+++ Task input +++

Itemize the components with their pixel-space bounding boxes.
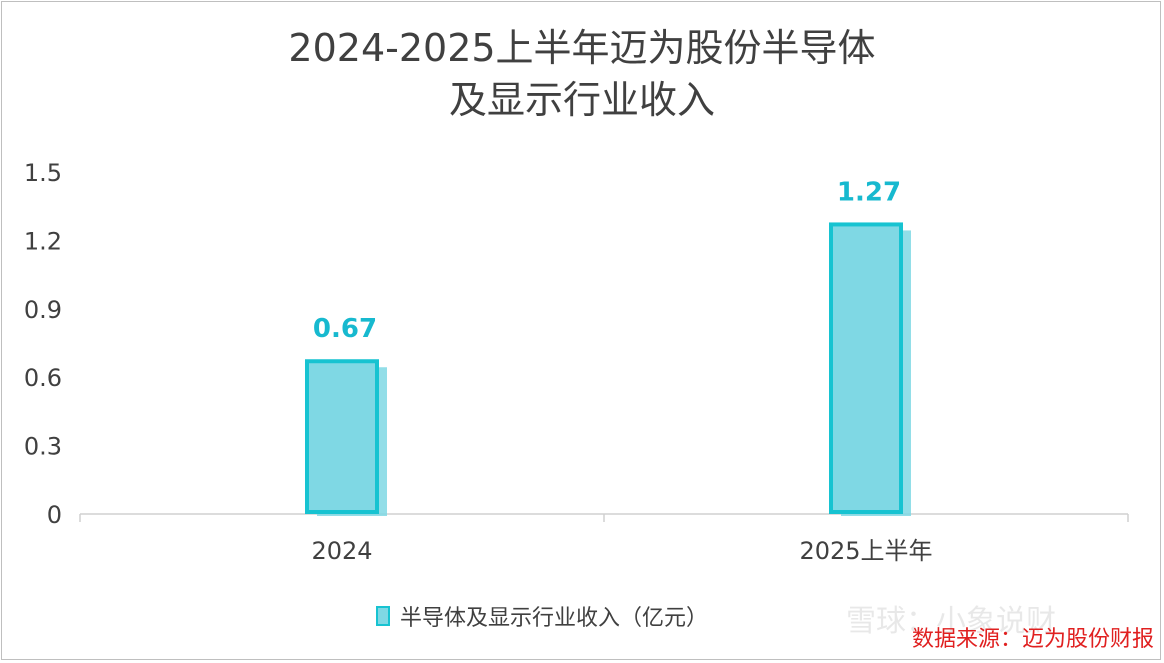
source-note: 数据来源：迈为股份财报: [911, 627, 1154, 652]
y-tick-label: 0.9: [24, 296, 62, 324]
x-tick-label: 2024: [311, 537, 372, 565]
y-tick-label: 1.2: [24, 227, 62, 255]
legend-label: 半导体及显示行业收入（亿元）: [400, 606, 709, 631]
watermark: 雪球：小象说财: [846, 604, 1056, 639]
chart-title: 2024-2025上半年迈为股份半导体 及显示行业收入: [0, 22, 1164, 126]
bar: [831, 224, 901, 512]
y-tick-label: 0.6: [24, 364, 62, 392]
chart-title-line-1: 2024-2025上半年迈为股份半导体: [288, 26, 876, 70]
bar: [307, 361, 377, 512]
chart-title-line-2: 及显示行业收入: [448, 78, 715, 122]
legend: 半导体及显示行业收入（亿元）: [376, 600, 708, 632]
legend-swatch: [376, 606, 390, 626]
y-tick-label: 0.3: [24, 433, 62, 461]
bar-outline: [829, 222, 903, 514]
y-tick-label: 1.5: [24, 159, 62, 187]
y-tick-label: 0: [47, 501, 62, 529]
data-label: 0.67: [313, 314, 377, 344]
bar-outline: [305, 359, 379, 514]
data-label: 1.27: [837, 177, 901, 207]
x-tick-label: 2025上半年: [799, 537, 932, 565]
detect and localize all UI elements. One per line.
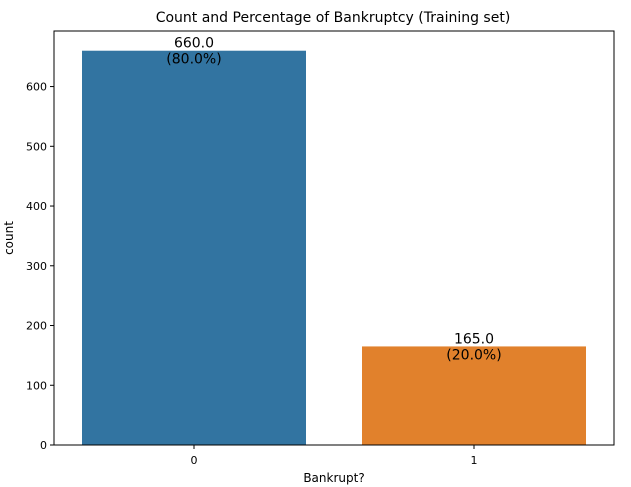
bar-value-label-1: 165.0 [454, 331, 494, 347]
bar-value-label-0: 660.0 [174, 36, 214, 52]
plot-frame [53, 30, 615, 446]
y-tick-label-500: 500 [26, 140, 47, 153]
y-tick-label-100: 100 [26, 379, 47, 392]
bar-percent-label-1: (20.0%) [446, 347, 501, 363]
bar-percent-label-0: (80.0%) [166, 52, 221, 68]
y-tick-label-200: 200 [26, 320, 47, 333]
bars-group [82, 50, 586, 445]
bar-1 [362, 346, 586, 445]
x-tick-label-1: 1 [471, 454, 478, 467]
bar-0 [82, 50, 306, 445]
y-tick-label-300: 300 [26, 260, 47, 273]
x-axis-label: Bankrupt? [303, 471, 364, 485]
y-axis: 0 100 200 300 400 500 600 [26, 81, 54, 452]
y-axis-label: count [2, 221, 16, 255]
x-tick-label-0: 0 [191, 454, 198, 467]
y-tick-label-400: 400 [26, 200, 47, 213]
y-tick-label-600: 600 [26, 81, 47, 94]
y-tick-label-0: 0 [40, 439, 47, 452]
chart-title: Count and Percentage of Bankruptcy (Trai… [156, 10, 511, 26]
bar-labels-group: 660.0(80.0%) 165.0(20.0%) [166, 36, 501, 364]
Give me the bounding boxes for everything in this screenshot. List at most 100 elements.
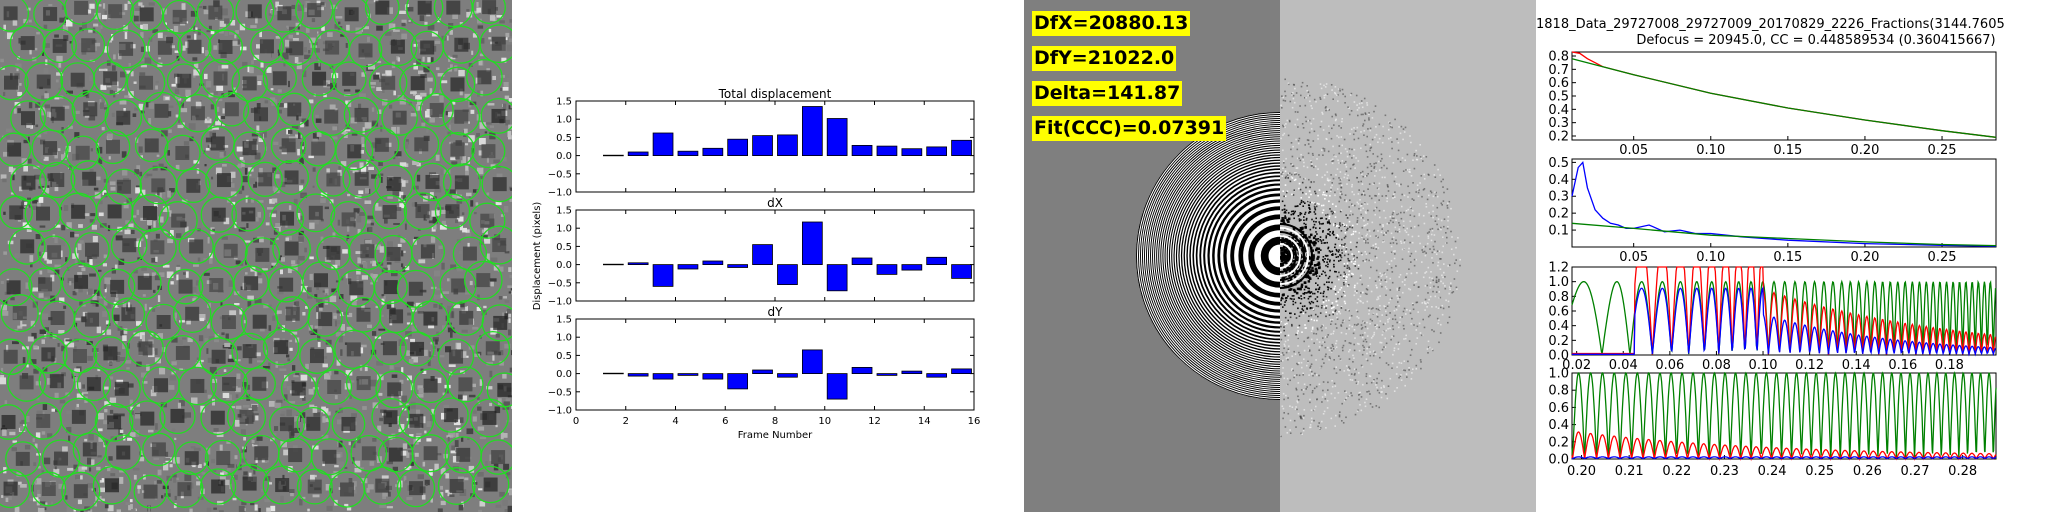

+++

Task to complete: Rewrite the listing starting with the line with "source-note: 数据来源：迈为股份财报: [911, 627, 1154, 652]" and going on through the line with "detect and localize", replacing "bar-outline" with "bar-border" and leaving everything else unchanged.

Final result:
source-note: 数据来源：迈为股份财报: [911, 627, 1154, 652]
y-tick-label: 0.9: [24, 296, 62, 324]
x-tick-label: 2024: [311, 537, 372, 565]
y-tick-label: 1.2: [24, 227, 62, 255]
legend-label: 半导体及显示行业收入（亿元）: [400, 606, 709, 631]
watermark: 雪球：小象说财: [846, 604, 1056, 639]
chart-title: 2024-2025上半年迈为股份半导体 及显示行业收入: [0, 22, 1164, 126]
bar: [831, 224, 901, 512]
y-tick-label: 0.6: [24, 364, 62, 392]
chart-title-line-1: 2024-2025上半年迈为股份半导体: [288, 26, 876, 70]
bar: [307, 361, 377, 512]
chart-title-line-2: 及显示行业收入: [448, 78, 715, 122]
legend: 半导体及显示行业收入（亿元）: [376, 600, 708, 632]
legend-swatch: [376, 606, 390, 626]
y-tick-label: 0.3: [24, 433, 62, 461]
bar-border: [829, 222, 903, 514]
y-tick-label: 1.5: [24, 159, 62, 187]
y-tick-label: 0: [47, 501, 62, 529]
data-label: 0.67: [313, 314, 377, 344]
bar-border: [305, 359, 379, 514]
data-label: 1.27: [837, 177, 901, 207]
x-tick-label: 2025上半年: [799, 537, 932, 565]
detect and localize all UI elements. One per line.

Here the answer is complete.